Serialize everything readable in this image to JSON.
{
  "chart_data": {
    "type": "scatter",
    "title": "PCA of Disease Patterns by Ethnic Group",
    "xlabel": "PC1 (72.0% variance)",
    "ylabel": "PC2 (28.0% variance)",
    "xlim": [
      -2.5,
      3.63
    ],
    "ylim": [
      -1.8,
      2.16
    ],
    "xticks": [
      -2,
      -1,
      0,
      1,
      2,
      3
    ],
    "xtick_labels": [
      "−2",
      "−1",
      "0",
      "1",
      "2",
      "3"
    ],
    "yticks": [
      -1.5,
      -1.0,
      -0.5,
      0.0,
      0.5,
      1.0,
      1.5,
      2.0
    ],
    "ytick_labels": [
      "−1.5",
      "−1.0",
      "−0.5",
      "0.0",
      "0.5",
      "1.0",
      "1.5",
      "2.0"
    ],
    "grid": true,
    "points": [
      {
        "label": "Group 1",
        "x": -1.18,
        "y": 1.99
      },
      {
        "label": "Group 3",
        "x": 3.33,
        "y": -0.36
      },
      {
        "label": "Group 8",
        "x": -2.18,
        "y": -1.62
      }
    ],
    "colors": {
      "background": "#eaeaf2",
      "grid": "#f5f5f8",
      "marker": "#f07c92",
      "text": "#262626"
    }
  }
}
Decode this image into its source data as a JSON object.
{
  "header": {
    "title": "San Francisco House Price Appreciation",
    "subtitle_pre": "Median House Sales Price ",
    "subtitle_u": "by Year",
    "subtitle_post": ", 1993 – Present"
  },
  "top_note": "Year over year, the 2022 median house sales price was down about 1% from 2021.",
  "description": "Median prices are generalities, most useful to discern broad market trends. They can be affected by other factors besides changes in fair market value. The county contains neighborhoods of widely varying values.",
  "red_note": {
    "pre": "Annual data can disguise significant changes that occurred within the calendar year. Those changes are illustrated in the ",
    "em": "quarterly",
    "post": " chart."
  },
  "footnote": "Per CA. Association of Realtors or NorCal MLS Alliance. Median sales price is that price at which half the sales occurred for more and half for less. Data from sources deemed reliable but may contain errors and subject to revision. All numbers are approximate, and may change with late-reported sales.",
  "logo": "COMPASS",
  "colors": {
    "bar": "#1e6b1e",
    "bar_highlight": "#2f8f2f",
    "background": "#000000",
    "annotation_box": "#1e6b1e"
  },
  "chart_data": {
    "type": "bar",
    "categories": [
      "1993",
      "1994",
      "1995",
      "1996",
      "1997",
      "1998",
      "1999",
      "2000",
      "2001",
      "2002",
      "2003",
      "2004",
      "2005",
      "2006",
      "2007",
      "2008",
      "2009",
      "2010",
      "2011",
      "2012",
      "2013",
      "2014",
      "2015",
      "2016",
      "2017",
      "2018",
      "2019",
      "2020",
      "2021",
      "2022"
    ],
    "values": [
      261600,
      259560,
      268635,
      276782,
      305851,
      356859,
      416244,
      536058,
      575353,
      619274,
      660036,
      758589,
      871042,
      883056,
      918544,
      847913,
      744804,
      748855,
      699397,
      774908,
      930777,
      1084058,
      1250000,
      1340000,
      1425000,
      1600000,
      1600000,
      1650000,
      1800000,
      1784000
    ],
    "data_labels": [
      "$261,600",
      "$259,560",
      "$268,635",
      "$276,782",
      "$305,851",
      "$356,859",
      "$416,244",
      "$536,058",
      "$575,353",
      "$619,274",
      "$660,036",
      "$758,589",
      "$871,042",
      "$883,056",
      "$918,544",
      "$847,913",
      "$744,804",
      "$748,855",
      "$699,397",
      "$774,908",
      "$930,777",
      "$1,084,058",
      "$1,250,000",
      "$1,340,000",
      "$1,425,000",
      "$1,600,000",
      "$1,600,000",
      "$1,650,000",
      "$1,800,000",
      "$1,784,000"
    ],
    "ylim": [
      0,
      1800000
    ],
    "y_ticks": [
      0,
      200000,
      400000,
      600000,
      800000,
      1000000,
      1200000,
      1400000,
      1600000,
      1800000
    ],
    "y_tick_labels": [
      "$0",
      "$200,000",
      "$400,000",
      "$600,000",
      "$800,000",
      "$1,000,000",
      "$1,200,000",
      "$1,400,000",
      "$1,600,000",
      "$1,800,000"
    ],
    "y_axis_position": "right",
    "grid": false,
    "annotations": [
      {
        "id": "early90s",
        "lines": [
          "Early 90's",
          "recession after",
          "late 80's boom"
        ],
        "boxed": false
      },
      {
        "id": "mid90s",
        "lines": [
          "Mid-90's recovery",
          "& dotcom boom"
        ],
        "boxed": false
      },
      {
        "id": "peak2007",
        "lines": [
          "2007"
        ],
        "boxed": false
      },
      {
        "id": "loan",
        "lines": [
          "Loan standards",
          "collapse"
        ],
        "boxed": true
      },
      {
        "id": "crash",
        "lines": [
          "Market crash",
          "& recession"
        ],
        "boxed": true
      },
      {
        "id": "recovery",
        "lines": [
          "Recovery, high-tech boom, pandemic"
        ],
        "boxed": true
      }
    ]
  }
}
■ ■ ■ ■ ■ ■ ■
▶ _Task objective_:
How many of the lines in the listing above hold the word "image"? Report only that figure.

▶ _Reply_:
2